RECORDS FOR PROCESSING:
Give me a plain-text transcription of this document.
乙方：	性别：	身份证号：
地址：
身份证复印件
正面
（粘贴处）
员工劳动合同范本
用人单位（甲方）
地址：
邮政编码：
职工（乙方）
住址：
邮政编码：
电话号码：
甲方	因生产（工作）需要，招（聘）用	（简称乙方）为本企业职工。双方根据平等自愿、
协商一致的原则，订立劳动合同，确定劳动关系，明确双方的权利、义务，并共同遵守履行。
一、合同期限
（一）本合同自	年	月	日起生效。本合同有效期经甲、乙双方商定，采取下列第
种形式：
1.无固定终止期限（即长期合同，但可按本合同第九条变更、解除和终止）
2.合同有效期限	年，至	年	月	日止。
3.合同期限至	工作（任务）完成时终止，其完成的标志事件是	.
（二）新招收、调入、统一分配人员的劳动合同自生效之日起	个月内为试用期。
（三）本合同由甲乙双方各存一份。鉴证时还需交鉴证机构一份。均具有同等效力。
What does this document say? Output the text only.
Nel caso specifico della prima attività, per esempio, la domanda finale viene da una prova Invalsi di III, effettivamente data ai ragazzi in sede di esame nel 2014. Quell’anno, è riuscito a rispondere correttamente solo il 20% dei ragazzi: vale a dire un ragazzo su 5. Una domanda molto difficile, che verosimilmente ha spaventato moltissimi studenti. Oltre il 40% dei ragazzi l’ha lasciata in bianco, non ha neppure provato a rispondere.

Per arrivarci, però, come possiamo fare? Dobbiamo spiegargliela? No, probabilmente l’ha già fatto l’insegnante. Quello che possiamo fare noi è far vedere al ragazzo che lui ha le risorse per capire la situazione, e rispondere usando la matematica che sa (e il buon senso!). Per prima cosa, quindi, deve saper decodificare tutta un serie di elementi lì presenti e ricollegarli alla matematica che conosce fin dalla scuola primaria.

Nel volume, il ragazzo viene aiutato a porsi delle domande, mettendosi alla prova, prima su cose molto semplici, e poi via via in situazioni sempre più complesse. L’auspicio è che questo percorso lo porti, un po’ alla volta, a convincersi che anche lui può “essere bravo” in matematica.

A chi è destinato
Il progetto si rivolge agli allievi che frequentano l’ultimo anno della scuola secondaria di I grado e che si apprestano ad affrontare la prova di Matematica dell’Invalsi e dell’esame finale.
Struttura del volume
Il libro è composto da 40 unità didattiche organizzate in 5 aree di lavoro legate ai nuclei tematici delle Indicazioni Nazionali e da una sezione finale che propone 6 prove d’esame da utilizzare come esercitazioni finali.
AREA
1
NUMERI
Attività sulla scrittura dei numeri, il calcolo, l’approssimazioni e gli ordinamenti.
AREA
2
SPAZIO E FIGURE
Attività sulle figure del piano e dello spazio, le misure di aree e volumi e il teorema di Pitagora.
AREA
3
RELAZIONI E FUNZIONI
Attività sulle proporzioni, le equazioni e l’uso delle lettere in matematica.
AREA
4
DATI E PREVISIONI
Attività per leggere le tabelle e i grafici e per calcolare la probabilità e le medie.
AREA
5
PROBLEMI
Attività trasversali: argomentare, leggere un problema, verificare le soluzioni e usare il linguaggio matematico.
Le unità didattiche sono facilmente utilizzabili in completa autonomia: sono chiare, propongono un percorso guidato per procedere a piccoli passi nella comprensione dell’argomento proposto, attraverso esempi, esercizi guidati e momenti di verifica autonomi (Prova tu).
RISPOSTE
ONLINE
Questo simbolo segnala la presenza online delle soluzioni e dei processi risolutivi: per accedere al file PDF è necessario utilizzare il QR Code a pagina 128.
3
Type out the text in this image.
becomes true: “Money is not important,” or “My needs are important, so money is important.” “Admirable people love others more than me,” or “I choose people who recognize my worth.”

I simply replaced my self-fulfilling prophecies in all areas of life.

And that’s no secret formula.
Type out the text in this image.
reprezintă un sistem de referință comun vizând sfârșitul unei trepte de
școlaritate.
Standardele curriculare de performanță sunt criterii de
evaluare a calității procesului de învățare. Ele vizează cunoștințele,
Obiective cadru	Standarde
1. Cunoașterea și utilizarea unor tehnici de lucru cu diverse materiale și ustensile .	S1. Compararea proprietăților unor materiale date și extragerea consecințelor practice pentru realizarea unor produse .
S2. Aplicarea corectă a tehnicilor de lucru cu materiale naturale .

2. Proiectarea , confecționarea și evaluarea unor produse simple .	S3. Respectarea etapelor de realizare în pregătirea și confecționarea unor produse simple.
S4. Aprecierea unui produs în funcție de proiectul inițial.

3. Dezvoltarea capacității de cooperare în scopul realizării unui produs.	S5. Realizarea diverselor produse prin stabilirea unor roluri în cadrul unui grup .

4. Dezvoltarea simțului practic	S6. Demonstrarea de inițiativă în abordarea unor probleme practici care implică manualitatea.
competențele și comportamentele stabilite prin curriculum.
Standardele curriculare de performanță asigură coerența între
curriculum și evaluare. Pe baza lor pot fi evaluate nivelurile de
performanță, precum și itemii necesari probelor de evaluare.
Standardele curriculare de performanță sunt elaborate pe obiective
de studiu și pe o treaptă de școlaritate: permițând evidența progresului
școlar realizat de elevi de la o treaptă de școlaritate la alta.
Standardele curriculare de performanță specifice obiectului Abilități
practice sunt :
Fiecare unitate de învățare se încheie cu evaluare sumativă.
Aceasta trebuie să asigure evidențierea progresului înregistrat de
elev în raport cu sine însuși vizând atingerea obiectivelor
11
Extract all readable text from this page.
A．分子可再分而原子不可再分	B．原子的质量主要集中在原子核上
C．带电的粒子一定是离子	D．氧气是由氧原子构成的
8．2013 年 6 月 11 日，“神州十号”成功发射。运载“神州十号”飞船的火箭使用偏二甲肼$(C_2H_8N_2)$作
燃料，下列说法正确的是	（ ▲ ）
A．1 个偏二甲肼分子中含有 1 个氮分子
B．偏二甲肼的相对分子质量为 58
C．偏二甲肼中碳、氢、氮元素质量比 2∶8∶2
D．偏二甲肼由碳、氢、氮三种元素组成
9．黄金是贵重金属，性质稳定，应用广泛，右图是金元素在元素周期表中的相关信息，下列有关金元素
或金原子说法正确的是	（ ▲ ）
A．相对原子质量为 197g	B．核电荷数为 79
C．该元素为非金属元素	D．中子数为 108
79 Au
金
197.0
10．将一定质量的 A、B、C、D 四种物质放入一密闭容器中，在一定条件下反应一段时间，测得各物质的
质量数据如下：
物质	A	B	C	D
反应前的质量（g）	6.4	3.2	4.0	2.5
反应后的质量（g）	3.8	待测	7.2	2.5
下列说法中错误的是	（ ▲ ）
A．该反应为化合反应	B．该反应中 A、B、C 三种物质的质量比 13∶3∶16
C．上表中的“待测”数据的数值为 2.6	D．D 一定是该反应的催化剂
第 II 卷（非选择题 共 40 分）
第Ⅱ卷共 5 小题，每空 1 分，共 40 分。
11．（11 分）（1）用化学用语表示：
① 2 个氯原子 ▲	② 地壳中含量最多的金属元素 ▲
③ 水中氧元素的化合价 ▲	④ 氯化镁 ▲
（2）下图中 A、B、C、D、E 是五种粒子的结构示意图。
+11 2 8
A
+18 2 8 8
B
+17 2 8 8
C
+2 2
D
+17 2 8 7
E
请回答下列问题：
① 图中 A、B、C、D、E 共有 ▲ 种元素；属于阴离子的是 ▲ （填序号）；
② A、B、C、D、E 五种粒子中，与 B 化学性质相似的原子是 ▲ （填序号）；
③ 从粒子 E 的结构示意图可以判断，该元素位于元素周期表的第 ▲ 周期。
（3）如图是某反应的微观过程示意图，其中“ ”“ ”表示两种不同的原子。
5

PROBLEM DESCRIPTION:
Print all of the entries exactly as they are written.

TASK RESULT:
Give me a plain-text transcription of this document.
乙方：	性别：	身份证号：
地址：
身份证复印件
正面
（粘贴处）
员工劳动合同范本
用人单位（甲方）
地址：
邮政编码：
职工（乙方）
住址：
邮政编码：
电话号码：
甲方	因生产（工作）需要，招（聘）用	（简称乙方）为本企业职工。双方根据平等自愿、
协商一致的原则，订立劳动合同，确定劳动关系，明确双方的权利、义务，并共同遵守履行。
一、合同期限
（一）本合同自	年	月	日起生效。本合同有效期经甲、乙双方商定，采取下列第
种形式：
1.无固定终止期限（即长期合同，但可按本合同第九条变更、解除和终止）
2.合同有效期限	年，至	年	月	日止。
3.合同期限至	工作（任务）完成时终止，其完成的标志事件是	.
（二）新招收、调入、统一分配人员的劳动合同自生效之日起	个月内为试用期。
（三）本合同由甲乙双方各存一份。鉴证时还需交鉴证机构一份。均具有同等效力。
What does this document say? Output the text only.
Nel caso specifico della prima attività, per esempio, la domanda finale viene da una prova Invalsi di III, effettivamente data ai ragazzi in sede di esame nel 2014. Quell’anno, è riuscito a rispondere correttamente solo il 20% dei ragazzi: vale a dire un ragazzo su 5. Una domanda molto difficile, che verosimilmente ha spaventato moltissimi studenti. Oltre il 40% dei ragazzi l’ha lasciata in bianco, non ha neppure provato a rispondere.

Per arrivarci, però, come possiamo fare? Dobbiamo spiegargliela? No, probabilmente l’ha già fatto l’insegnante. Quello che possiamo fare noi è far vedere al ragazzo che lui ha le risorse per capire la situazione, e rispondere usando la matematica che sa (e il buon senso!). Per prima cosa, quindi, deve saper decodificare tutta un serie di elementi lì presenti e ricollegarli alla matematica che conosce fin dalla scuola primaria.

Nel volume, il ragazzo viene aiutato a porsi delle domande, mettendosi alla prova, prima su cose molto semplici, e poi via via in situazioni sempre più complesse. L’auspicio è che questo percorso lo porti, un po’ alla volta, a convincersi che anche lui può “essere bravo” in matematica.

A chi è destinato
Il progetto si rivolge agli allievi che frequentano l’ultimo anno della scuola secondaria di I grado e che si apprestano ad affrontare la prova di Matematica dell’Invalsi e dell’esame finale.
Struttura del volume
Il libro è composto da 40 unità didattiche organizzate in 5 aree di lavoro legate ai nuclei tematici delle Indicazioni Nazionali e da una sezione finale che propone 6 prove d’esame da utilizzare come esercitazioni finali.
AREA
1
NUMERI
Attività sulla scrittura dei numeri, il calcolo, l’approssimazioni e gli ordinamenti.
AREA
2
SPAZIO E FIGURE
Attività sulle figure del piano e dello spazio, le misure di aree e volumi e il teorema di Pitagora.
AREA
3
RELAZIONI E FUNZIONI
Attività sulle proporzioni, le equazioni e l’uso delle lettere in matematica.
AREA
4
DATI E PREVISIONI
Attività per leggere le tabelle e i grafici e per calcolare la probabilità e le medie.
AREA
5
PROBLEMI
Attività trasversali: argomentare, leggere un problema, verificare le soluzioni e usare il linguaggio matematico.
Le unità didattiche sono facilmente utilizzabili in completa autonomia: sono chiare, propongono un percorso guidato per procedere a piccoli passi nella comprensione dell’argomento proposto, attraverso esempi, esercizi guidati e momenti di verifica autonomi (Prova tu).
RISPOSTE
ONLINE
Questo simbolo segnala la presenza online delle soluzioni e dei processi risolutivi: per accedere al file PDF è necessario utilizzare il QR Code a pagina 128.
3
Type out the text in this image.
becomes true: “Money is not important,” or “My needs are important, so money is important.” “Admirable people love others more than me,” or “I choose people who recognize my worth.”

I simply replaced my self-fulfilling prophecies in all areas of life.

And that’s no secret formula.
Type out the text in this image.
reprezintă un sistem de referință comun vizând sfârșitul unei trepte de
școlaritate.
Standardele curriculare de performanță sunt criterii de
evaluare a calității procesului de învățare. Ele vizează cunoștințele,
Obiective cadru	Standarde
1. Cunoașterea și utilizarea unor tehnici de lucru cu diverse materiale și ustensile .	S1. Compararea proprietăților unor materiale date și extragerea consecințelor practice pentru realizarea unor produse .
S2. Aplicarea corectă a tehnicilor de lucru cu materiale naturale .

2. Proiectarea , confecționarea și evaluarea unor produse simple .	S3. Respectarea etapelor de realizare în pregătirea și confecționarea unor produse simple.
S4. Aprecierea unui produs în funcție de proiectul inițial.

3. Dezvoltarea capacității de cooperare în scopul realizării unui produs.	S5. Realizarea diverselor produse prin stabilirea unor roluri în cadrul unui grup .

4. Dezvoltarea simțului practic	S6. Demonstrarea de inițiativă în abordarea unor probleme practici care implică manualitatea.
competențele și comportamentele stabilite prin curriculum.
Standardele curriculare de performanță asigură coerența între
curriculum și evaluare. Pe baza lor pot fi evaluate nivelurile de
performanță, precum și itemii necesari probelor de evaluare.
Standardele curriculare de performanță sunt elaborate pe obiective
de studiu și pe o treaptă de școlaritate: permițând evidența progresului
școlar realizat de elevi de la o treaptă de școlaritate la alta.
Standardele curriculare de performanță specifice obiectului Abilități
practice sunt :
Fiecare unitate de învățare se încheie cu evaluare sumativă.
Aceasta trebuie să asigure evidențierea progresului înregistrat de
elev în raport cu sine însuși vizând atingerea obiectivelor
11
Extract all readable text from this page.
A．分子可再分而原子不可再分	B．原子的质量主要集中在原子核上
C．带电的粒子一定是离子	D．氧气是由氧原子构成的
8．2013 年 6 月 11 日，“神州十号”成功发射。运载“神州十号”飞船的火箭使用偏二甲肼$(C_2H_8N_2)$作
燃料，下列说法正确的是	（ ▲ ）
A．1 个偏二甲肼分子中含有 1 个氮分子
B．偏二甲肼的相对分子质量为 58
C．偏二甲肼中碳、氢、氮元素质量比 2∶8∶2
D．偏二甲肼由碳、氢、氮三种元素组成
9．黄金是贵重金属，性质稳定，应用广泛，右图是金元素在元素周期表中的相关信息，下列有关金元素
或金原子说法正确的是	（ ▲ ）
A．相对原子质量为 197g	B．核电荷数为 79
C．该元素为非金属元素	D．中子数为 108
79 Au
金
197.0
10．将一定质量的 A、B、C、D 四种物质放入一密闭容器中，在一定条件下反应一段时间，测得各物质的
质量数据如下：
物质	A	B	C	D
反应前的质量（g）	6.4	3.2	4.0	2.5
反应后的质量（g）	3.8	待测	7.2	2.5
下列说法中错误的是	（ ▲ ）
A．该反应为化合反应	B．该反应中 A、B、C 三种物质的质量比 13∶3∶16
C．上表中的“待测”数据的数值为 2.6	D．D 一定是该反应的催化剂
第 II 卷（非选择题 共 40 分）
第Ⅱ卷共 5 小题，每空 1 分，共 40 分。
11．（11 分）（1）用化学用语表示：
① 2 个氯原子 ▲	② 地壳中含量最多的金属元素 ▲
③ 水中氧元素的化合价 ▲	④ 氯化镁 ▲
（2）下图中 A、B、C、D、E 是五种粒子的结构示意图。
+11 2 8
A
+18 2 8 8
B
+17 2 8 8
C
+2 2
D
+17 2 8 7
E
请回答下列问题：
① 图中 A、B、C、D、E 共有 ▲ 种元素；属于阴离子的是 ▲ （填序号）；
② A、B、C、D、E 五种粒子中，与 B 化学性质相似的原子是 ▲ （填序号）；
③ 从粒子 E 的结构示意图可以判断，该元素位于元素周期表的第 ▲ 周期。
（3）如图是某反应的微观过程示意图，其中“ ”“ ”表示两种不同的原子。
5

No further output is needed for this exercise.